▶ Exercise prompt
Retype the records below exactly as they appear, but leave out any pictures.

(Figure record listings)
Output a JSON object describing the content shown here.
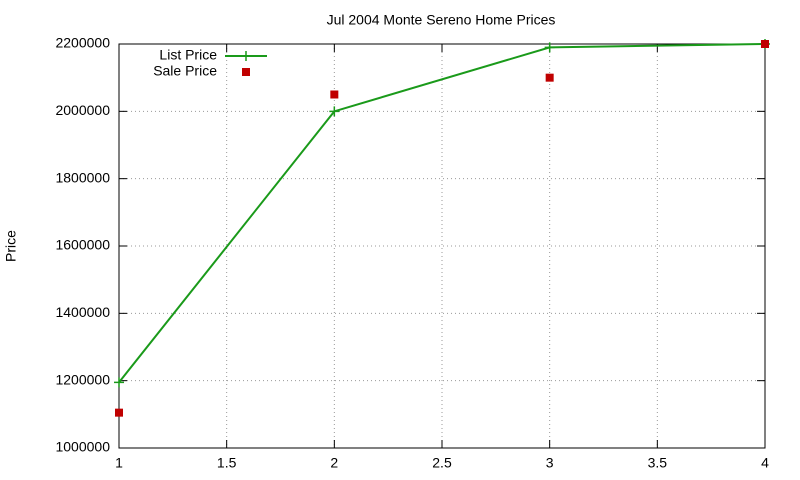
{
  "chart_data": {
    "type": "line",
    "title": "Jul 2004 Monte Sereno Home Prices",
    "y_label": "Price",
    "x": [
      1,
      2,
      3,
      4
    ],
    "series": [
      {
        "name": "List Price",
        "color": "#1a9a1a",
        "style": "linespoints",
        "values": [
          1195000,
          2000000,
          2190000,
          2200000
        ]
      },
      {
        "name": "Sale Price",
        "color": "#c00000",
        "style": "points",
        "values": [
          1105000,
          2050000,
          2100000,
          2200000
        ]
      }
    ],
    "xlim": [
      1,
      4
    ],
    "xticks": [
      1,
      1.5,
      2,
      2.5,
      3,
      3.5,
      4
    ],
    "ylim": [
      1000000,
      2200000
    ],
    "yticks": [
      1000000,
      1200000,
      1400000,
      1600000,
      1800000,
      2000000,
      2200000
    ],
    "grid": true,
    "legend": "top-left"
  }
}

▶ Exercise solution
Output a JSON object describing the content shown here.
{
  "chart_data": {
    "type": "line",
    "title": "Jul 2004 Monte Sereno Home Prices",
    "y_label": "Price",
    "x": [
      1,
      2,
      3,
      4
    ],
    "series": [
      {
        "name": "List Price",
        "color": "#1a9a1a",
        "style": "linespoints",
        "values": [
          1195000,
          2000000,
          2190000,
          2200000
        ]
      },
      {
        "name": "Sale Price",
        "color": "#c00000",
        "style": "points",
        "values": [
          1105000,
          2050000,
          2100000,
          2200000
        ]
      }
    ],
    "xlim": [
      1,
      4
    ],
    "xticks": [
      1,
      1.5,
      2,
      2.5,
      3,
      3.5,
      4
    ],
    "ylim": [
      1000000,
      2200000
    ],
    "yticks": [
      1000000,
      1200000,
      1400000,
      1600000,
      1800000,
      2000000,
      2200000
    ],
    "grid": true,
    "legend": "top-left"
  }
}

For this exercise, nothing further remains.